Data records
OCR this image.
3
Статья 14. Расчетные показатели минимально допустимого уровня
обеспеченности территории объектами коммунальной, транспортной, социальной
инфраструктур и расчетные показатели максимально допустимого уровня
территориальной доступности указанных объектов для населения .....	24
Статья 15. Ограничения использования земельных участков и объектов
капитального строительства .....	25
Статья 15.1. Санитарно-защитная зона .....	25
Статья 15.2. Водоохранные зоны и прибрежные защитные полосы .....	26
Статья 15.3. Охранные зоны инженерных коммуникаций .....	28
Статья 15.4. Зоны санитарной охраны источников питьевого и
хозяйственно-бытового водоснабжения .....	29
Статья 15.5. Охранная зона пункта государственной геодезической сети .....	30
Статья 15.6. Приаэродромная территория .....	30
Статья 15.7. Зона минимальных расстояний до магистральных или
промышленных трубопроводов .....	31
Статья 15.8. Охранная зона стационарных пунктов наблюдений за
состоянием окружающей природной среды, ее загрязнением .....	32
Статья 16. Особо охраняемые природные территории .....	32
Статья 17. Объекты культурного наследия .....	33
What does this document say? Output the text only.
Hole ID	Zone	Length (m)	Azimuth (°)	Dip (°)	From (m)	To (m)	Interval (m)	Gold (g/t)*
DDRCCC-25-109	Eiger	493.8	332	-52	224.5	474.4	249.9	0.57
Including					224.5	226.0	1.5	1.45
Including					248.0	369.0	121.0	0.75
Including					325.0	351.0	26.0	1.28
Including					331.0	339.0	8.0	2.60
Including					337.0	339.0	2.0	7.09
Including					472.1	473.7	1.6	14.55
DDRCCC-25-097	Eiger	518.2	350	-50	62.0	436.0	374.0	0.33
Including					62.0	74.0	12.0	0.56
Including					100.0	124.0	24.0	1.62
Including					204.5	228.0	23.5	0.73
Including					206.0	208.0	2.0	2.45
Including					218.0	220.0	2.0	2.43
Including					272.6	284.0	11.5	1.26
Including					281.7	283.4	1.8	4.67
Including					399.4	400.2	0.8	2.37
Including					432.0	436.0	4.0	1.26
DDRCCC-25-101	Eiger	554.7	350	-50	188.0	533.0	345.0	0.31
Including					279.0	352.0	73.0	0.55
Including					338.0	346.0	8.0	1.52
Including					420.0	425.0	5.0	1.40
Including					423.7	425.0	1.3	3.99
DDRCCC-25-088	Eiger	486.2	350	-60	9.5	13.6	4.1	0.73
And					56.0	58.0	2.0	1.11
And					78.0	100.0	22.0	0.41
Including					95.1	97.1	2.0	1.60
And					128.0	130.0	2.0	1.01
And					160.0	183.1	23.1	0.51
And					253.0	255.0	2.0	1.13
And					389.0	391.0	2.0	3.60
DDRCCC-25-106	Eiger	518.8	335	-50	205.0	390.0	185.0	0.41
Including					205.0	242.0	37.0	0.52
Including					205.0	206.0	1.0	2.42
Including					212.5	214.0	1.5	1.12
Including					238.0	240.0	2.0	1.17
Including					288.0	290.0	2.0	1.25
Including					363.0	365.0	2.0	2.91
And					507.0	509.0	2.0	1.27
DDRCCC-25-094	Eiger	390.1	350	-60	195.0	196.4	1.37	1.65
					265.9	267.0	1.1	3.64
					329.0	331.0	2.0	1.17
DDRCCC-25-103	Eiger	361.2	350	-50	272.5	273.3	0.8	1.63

REQUIRED WORK
List all lines above in which the string "показатели" appears.

SOLUTION FOR THIS EXERCISE
Статья 14. Расчетные показатели минимально допустимого уровня
инфраструктур и расчетные показатели максимально допустимого уровня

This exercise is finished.